##### Information given #####

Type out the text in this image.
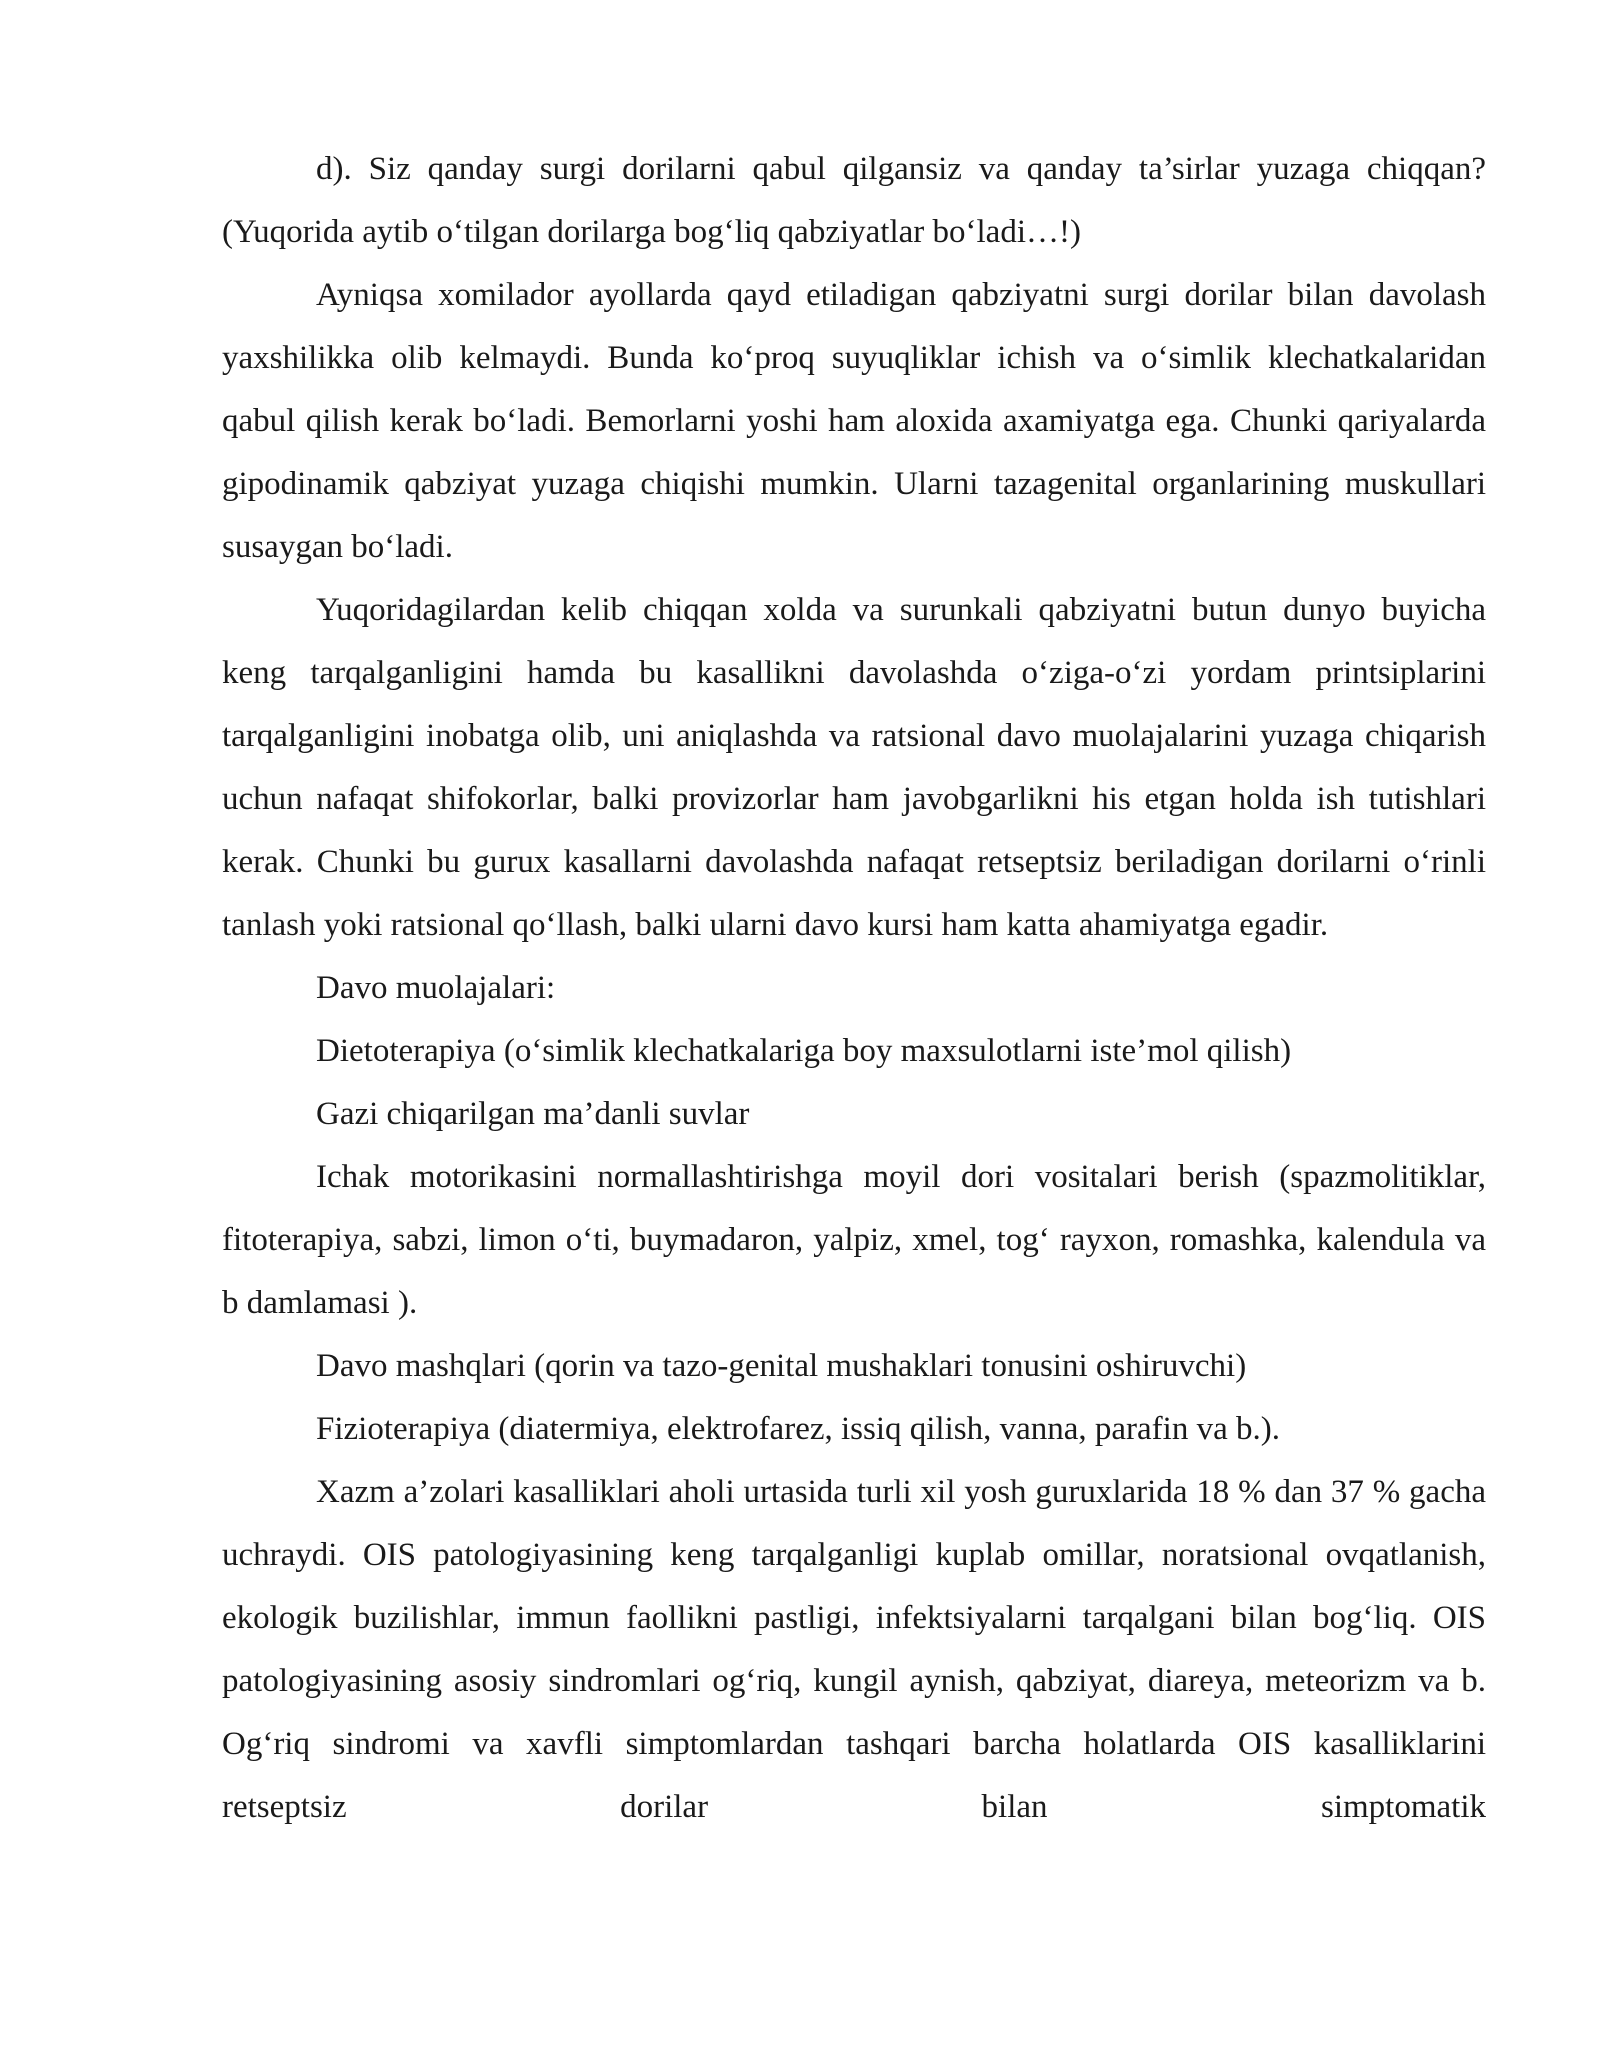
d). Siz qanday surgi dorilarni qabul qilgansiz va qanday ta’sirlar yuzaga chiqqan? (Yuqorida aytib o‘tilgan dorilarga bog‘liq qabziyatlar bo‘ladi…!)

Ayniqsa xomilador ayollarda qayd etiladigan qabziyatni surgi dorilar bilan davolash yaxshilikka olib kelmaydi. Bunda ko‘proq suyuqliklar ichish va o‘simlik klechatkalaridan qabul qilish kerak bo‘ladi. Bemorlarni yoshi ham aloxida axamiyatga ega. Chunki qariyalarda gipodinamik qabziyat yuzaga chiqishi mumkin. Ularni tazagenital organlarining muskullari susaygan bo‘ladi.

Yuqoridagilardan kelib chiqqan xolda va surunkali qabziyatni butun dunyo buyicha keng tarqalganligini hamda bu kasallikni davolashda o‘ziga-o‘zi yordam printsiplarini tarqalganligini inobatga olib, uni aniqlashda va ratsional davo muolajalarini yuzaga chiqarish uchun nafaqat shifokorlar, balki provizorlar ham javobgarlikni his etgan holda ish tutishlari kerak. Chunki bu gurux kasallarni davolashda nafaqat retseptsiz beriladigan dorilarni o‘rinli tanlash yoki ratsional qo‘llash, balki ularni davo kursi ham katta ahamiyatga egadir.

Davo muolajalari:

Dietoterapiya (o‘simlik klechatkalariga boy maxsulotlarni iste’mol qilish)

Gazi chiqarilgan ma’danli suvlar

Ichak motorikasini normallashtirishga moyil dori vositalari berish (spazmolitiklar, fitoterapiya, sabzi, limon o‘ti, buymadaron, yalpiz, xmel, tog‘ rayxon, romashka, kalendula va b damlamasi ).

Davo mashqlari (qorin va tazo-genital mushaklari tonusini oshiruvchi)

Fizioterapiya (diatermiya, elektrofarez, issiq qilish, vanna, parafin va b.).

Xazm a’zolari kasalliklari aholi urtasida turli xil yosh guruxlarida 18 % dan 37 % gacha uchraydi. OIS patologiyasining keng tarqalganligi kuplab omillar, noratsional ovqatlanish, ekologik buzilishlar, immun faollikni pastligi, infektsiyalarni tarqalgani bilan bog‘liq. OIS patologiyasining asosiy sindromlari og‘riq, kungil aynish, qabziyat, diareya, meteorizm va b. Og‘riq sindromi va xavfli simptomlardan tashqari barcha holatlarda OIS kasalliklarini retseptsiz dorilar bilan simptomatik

#####
##### Information given #####

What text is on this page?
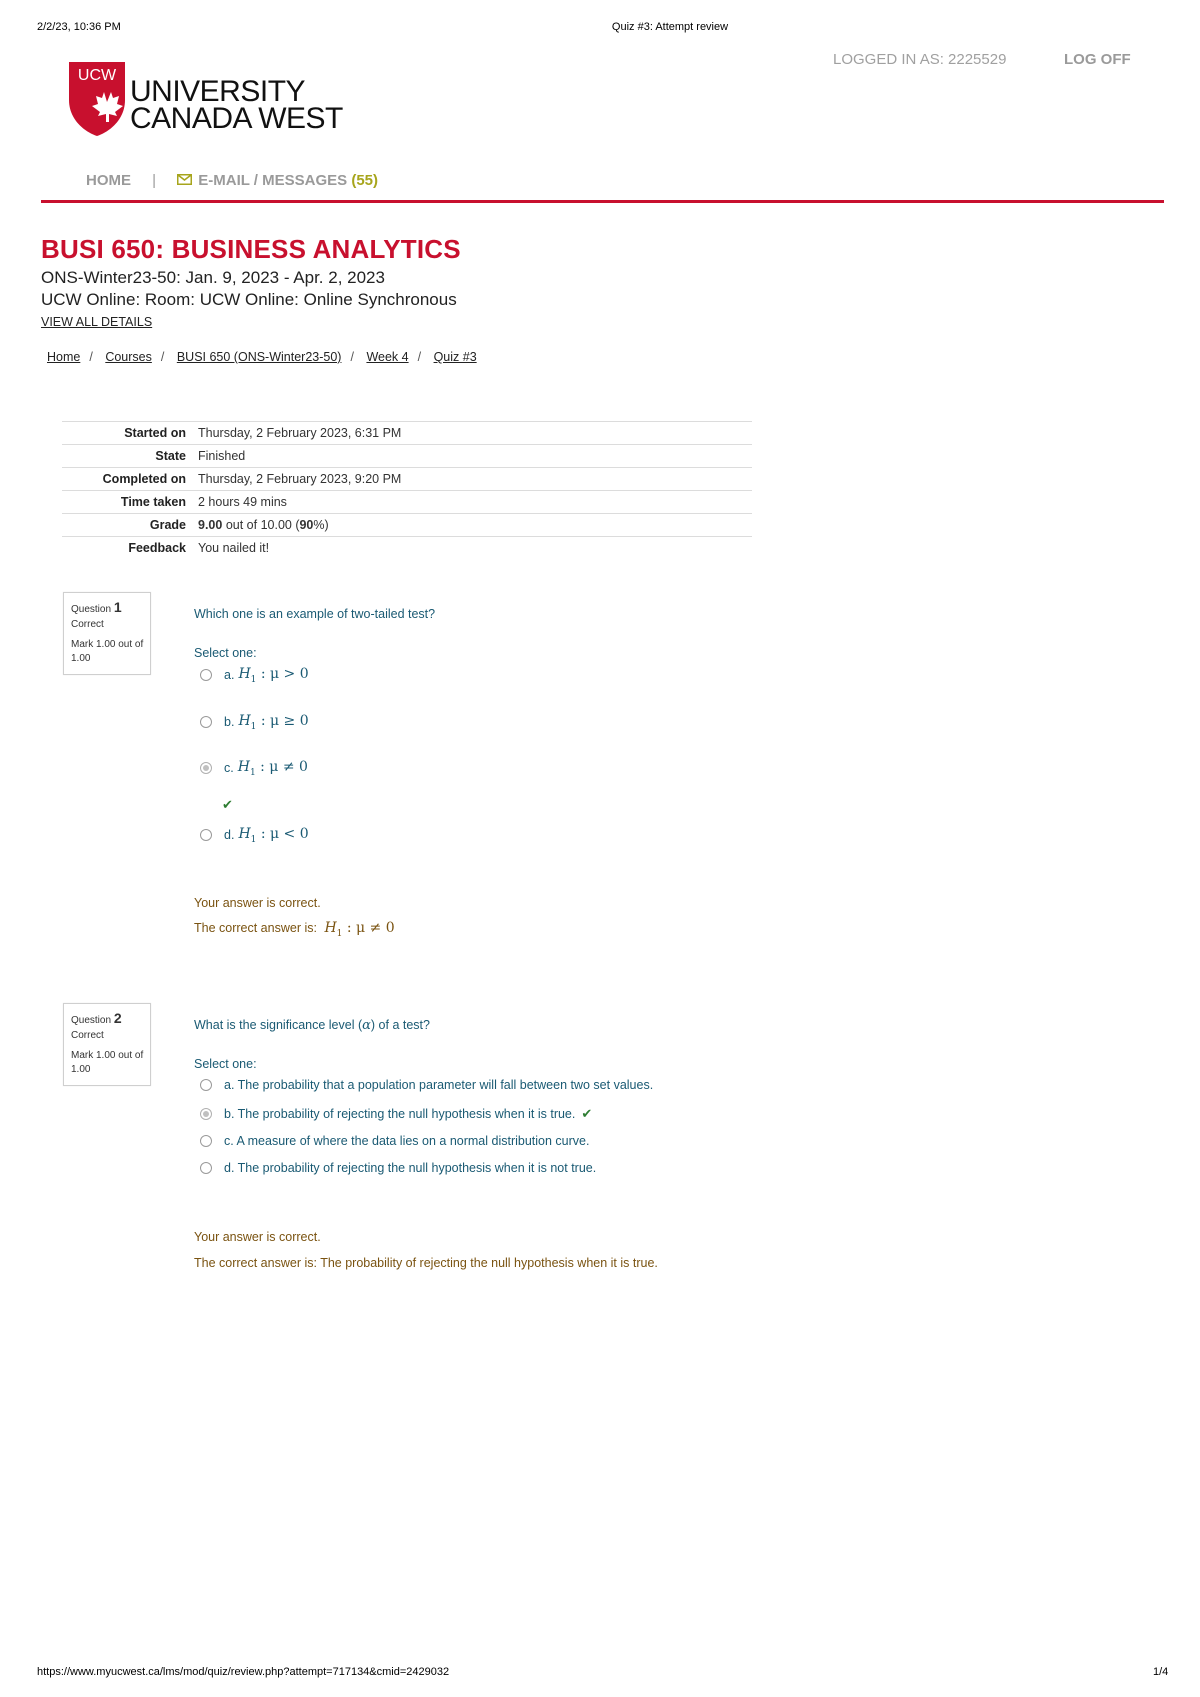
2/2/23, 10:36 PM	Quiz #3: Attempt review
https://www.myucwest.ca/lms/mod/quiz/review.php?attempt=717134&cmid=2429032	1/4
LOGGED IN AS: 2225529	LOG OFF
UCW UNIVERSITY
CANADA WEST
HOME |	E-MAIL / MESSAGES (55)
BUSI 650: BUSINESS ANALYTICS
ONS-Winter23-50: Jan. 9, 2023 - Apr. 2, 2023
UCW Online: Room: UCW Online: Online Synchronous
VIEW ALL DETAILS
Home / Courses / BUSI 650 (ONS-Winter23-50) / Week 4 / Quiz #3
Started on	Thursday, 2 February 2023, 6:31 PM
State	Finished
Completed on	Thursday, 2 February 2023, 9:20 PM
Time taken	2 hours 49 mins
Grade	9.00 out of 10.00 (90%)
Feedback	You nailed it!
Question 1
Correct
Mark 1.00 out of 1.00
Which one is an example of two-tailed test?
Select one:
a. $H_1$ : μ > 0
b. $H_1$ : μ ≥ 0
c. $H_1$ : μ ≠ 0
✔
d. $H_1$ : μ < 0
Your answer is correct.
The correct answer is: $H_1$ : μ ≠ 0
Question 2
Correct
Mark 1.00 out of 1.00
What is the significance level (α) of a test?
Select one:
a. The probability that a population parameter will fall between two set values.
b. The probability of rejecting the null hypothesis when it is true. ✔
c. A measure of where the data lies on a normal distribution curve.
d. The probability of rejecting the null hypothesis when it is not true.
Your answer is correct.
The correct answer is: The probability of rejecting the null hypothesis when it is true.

#####

The problem
From the data above, gather every line that includes the word "null".

Written response
b. The probability of rejecting the null hypothesis when it is true. ✔
d. The probability of rejecting the null hypothesis when it is not true.
The correct answer is: The probability of rejecting the null hypothesis when it is true.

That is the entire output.